• _TEXTE FOURNI_
***

L’hypothèque légale de la construction et l’exception des biens affectant l’utilité publique

L’hypothèque légale prévue à l’article 2724 (2) du Code civil du Québec (ci-après « C.c.Q. ») est utilisée fréquemment par les personnes ayant participé à la construction ou à la rénovation d’un immeuble afin de protéger leur créance.

Or, l’inscription d’une telle hypothèque jouit d’une exception notable, prévue à l’article 916 C.c.Q., visant à ce que les biens de l’État et des personnes morales de droit public qui sont affectés à l’utilité publique ne soient pas susceptibles d’appropriation.

À cet égard, pour identifier les mandataires de l’État, il faut d’abord consulter la loi constitutive de l’organisme en question qui peut l’indiquer clairement. Toutefois, certaines lois constitutives demeurent muettes quant à cette qualification. Il nous faut donc nous baser sur le critère retenu par la jurisprudence, soit d’analyser le degré de contrôle exercé par l’État sur cet organisme[1].

Il en va de même pour qualifier les personnes morales de droit public et il est donc utile de se référer à la loi constitutive de ces dernières, tel que le précise l’article 300 C.c.Q., afin d’apprécier si la mission de ces entités est d’intérêt public. Il va sans dire que les villes et les municipalités locales ou régionales sont notamment considérées comme des personnes morales de droit public.

Par conséquent, les biens de l’État et des personnes morales de droit public, sous réserve des exceptions prévues par la loi, sont insaisissables et l’article 2668 C.c.Q. proscrit l’inscription d’une hypothèque sur de tels biens.

Toutefois, la prémisse de cette exception est à l’effet qu’il faille s’attarder à la destination à un usage général et public et non à la simple utilisation, tel que confirmé par la Cour d’appel dans l’affaire Karkoukly and Aintabi c. Westmount (Ville de)[2]. Ainsi, c’est le bénéfice que le public retire du bien visé qui doit être pris en compte et non la simple utilisation de ce bien.

D’ailleurs, il est important de mentionner que la Cour d’appel, dans le jugement de principe Bâtiments Kalad’Art inc. c. Construction D.R.M. inc.[3], a indiqué que les termes « affectés à l’utilité publique » de l’article 916 C.c.Q. doivent être interprétés de manière large et libérale.

À cet effet, la Cour d’appel précise les critères guidant l’applicabilité de l’exception prévue à l’article 916 C.c.Q. en ces termes :

« [21] Enfin, l’article 916 C.C.Q. peut être analysé comme reprenant les interprétations basées sur les deux versions de l’article 2220 C.C. Ainsi, un bien sera considéré comme étant affecté à l’utilité publique s’il est destiné à l’usage public et général, s’il est essentiel au fonctionnement de la municipalité ou s’il est gratuitement à la disposition du public en général. L’utilité publique peut, selon certains auteurs, être soit directe ou indirecte. L’utilité publique est indirecte si le bien meuble ou immeuble n’est pas utilisé par la population mais est possédé par la municipalité dans l’intérêt général et pour une fin municipale.»

***

(Extrait d’un jeu de données)
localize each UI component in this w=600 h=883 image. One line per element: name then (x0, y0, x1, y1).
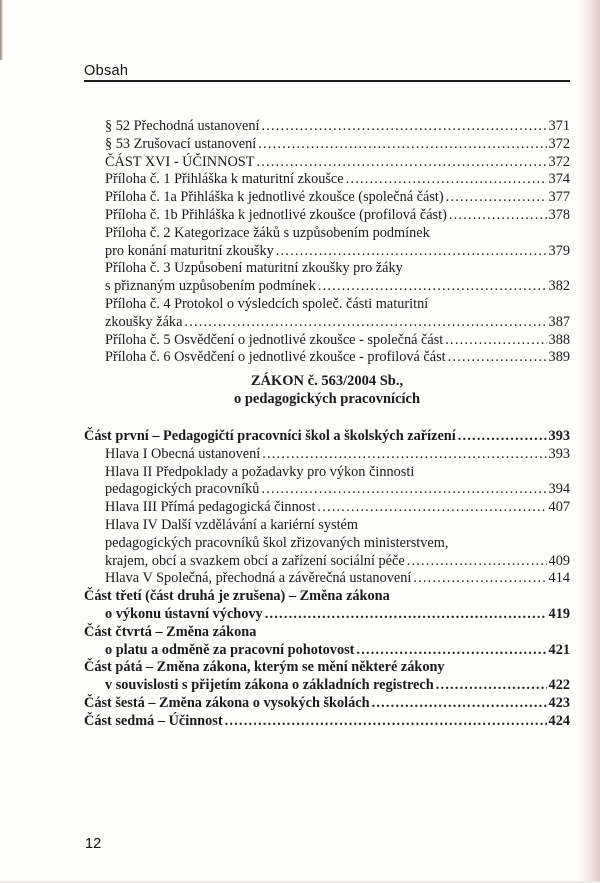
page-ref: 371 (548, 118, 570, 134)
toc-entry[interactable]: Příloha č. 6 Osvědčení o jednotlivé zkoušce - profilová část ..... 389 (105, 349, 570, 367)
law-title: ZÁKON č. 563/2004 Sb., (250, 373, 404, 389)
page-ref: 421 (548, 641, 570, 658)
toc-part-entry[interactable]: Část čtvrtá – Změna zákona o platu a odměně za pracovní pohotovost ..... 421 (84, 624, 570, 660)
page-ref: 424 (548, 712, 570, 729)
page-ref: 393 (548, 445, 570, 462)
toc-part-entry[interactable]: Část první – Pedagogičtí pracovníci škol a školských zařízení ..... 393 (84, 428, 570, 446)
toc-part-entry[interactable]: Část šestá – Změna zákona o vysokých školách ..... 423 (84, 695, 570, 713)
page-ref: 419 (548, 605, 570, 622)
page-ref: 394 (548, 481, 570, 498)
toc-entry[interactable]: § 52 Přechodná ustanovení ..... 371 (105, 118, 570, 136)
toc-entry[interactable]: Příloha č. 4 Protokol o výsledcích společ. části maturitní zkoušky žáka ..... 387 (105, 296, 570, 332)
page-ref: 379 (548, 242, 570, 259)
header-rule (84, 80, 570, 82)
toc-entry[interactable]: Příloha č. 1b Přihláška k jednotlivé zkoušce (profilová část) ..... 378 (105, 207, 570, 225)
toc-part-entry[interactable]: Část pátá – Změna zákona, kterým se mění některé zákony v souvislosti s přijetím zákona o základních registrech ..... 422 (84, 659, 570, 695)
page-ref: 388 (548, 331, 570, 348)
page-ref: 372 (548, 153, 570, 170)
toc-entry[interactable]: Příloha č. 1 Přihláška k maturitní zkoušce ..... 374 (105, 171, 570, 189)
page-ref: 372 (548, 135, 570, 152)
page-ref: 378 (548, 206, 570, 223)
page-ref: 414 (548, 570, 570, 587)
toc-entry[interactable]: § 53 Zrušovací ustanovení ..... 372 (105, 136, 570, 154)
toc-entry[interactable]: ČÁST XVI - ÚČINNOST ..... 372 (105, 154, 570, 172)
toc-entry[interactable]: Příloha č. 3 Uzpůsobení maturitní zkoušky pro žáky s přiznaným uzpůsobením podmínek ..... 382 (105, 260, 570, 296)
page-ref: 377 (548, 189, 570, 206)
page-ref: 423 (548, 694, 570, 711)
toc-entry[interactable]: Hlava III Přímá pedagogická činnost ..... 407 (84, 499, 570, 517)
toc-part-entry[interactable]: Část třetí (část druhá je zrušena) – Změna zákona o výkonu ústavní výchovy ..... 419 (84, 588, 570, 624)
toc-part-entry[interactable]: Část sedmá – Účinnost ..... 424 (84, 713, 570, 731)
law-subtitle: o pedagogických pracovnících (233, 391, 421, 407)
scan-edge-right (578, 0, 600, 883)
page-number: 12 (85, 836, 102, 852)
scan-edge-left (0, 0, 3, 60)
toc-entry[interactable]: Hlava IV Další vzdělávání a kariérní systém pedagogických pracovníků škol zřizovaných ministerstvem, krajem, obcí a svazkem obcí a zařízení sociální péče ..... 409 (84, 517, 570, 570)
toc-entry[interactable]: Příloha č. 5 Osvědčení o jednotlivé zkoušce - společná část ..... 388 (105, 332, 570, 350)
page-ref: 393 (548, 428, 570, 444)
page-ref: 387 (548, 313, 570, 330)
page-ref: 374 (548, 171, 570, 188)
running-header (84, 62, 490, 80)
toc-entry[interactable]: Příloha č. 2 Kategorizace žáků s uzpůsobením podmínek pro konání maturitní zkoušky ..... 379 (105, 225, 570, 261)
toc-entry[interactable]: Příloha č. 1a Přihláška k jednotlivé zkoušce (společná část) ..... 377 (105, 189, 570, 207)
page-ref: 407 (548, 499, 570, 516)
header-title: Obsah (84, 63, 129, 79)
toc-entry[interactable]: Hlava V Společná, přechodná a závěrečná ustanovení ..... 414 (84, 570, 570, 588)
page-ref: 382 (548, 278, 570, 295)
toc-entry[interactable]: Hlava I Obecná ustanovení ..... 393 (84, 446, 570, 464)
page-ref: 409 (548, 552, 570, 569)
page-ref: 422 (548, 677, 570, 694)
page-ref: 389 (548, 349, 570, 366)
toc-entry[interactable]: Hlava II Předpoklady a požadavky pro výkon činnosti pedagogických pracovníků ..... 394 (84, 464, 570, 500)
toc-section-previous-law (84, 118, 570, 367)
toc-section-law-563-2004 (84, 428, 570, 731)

***

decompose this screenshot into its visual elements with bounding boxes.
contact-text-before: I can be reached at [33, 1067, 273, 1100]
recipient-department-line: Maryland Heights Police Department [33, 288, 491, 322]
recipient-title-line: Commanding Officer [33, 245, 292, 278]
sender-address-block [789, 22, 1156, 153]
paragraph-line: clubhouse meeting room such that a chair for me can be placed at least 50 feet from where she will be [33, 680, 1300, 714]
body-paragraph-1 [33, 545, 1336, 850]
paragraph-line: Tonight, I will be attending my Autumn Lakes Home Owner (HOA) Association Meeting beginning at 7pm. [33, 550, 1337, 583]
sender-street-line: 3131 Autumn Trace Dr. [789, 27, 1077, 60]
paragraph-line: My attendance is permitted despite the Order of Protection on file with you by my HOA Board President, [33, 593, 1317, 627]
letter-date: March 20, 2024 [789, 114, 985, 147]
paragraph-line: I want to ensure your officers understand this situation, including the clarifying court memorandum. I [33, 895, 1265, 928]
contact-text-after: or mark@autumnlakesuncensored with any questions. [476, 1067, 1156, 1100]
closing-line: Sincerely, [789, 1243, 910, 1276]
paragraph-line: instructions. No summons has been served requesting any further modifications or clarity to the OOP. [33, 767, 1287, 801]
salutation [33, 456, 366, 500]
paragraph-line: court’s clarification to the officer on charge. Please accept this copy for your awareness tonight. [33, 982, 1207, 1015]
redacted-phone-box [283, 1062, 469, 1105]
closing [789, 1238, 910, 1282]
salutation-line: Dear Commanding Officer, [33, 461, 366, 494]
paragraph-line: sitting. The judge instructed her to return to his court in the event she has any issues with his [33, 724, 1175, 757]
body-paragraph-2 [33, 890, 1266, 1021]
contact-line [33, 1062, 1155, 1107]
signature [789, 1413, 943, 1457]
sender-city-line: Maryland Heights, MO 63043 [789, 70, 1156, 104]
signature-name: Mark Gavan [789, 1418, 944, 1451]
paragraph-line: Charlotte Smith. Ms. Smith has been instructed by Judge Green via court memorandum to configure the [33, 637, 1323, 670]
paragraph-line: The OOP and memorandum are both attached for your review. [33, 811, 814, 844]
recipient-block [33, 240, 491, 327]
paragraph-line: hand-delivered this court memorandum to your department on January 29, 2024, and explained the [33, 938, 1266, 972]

***

• _ÉNONCÉ_
Prolongez le texte sur l’hypothèque légale de la construction et l’exception des biens affectés à l’utilité publique, en reprenant après sa dernière phrase. Ces enregistrements proviennent d’une autre source.

• _CORRIGÉ_
La Cour d’appel a d’ailleurs confirmé ces principes dans l’arrêt récent Équipements Yves Landry inc. c. Gaspé (Ville de)[4], et a précisé que le bénéfice que le public retire du bien n’est pas annihilé par le fait que le bien, dans cette affaire un bâtiment communautaire multifonctionnel, est parfois loué à des tiers pour une utilisation commerciale.

Entre autres, les Tribunaux se sont prononcés à plusieurs reprises afin de qualifier certains biens qui, dans le contexte précis de ces différents litiges, affectent l’utilité publique. Notons, à titre d’exemple, un centre récréatif municipal[5], un aréna[6] ainsi qu’un terrain acquis à des fins de parc ou de terrain de jeux[7].

Enfin, en cas de doute entre l’affectation publique ou l’affectation privée du bien, la Cour supérieure confirme que l’on doit trancher en faveur du domaine public[8].

Il va de soi que chaque situation doit être prise dans son contexte particulier et une analyse détaillée de l’applicabilité de l’exception doit être effectuée dans l’éventualité où une hypothèque légale serait inscrite sur l’un de vos immeubles.

[1] Voir notamment Laval Technopole c. Agence du revenu du Québec, 2018 QCCQ 6352, par 37; Banque de Montréal c. Cie de Bois D.S.L. ltée et Commission des accidents du travail, [1977] C.S. 27, 30.

[2] 2014 QCCA 1816.

[3] 2000 CanlII 20287 (QC CA).

[4] 2016 QCCA 474.

[5] Ville de Beaconsfield c. Carrelage BL inc., 2019 QCCQ 144. (La Cour d’appel a rejeté la requête pour permission d’appeler de ce jugement – Voir Carrelage BL inc. c. Ville de Beaconsfield, 2019 QCCA 622).

[6] Groupe Axino inc. c. Maçonnerie Martin Bouchard inc., 2019 QCCQ 5854

[7] Supra, note 1.

[8] Association des résidents du Domaine-Ouellet inc. c. St-Élie-de-Caxton (Municipalité de), 2015 QCCS 2575.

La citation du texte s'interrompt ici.